WHAT NEEDS TO BE DONE:
Every line that holds the string "stars" is to be identified and copied.

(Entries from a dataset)
+++
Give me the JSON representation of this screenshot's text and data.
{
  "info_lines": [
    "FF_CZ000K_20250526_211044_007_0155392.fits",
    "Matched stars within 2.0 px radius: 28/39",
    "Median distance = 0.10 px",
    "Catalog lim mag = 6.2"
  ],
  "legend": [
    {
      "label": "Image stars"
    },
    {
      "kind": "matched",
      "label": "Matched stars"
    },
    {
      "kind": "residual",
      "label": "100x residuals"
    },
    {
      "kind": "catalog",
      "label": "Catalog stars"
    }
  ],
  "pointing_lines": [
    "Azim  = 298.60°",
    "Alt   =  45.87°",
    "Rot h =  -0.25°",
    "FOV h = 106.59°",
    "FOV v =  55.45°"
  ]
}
+++
SOLUTION FOR THIS TASK:
    "Matched stars within 2.0 px radius: 28/39",
      "label": "Image stars"
      "label": "Matched stars"
      "label": "Catalog stars"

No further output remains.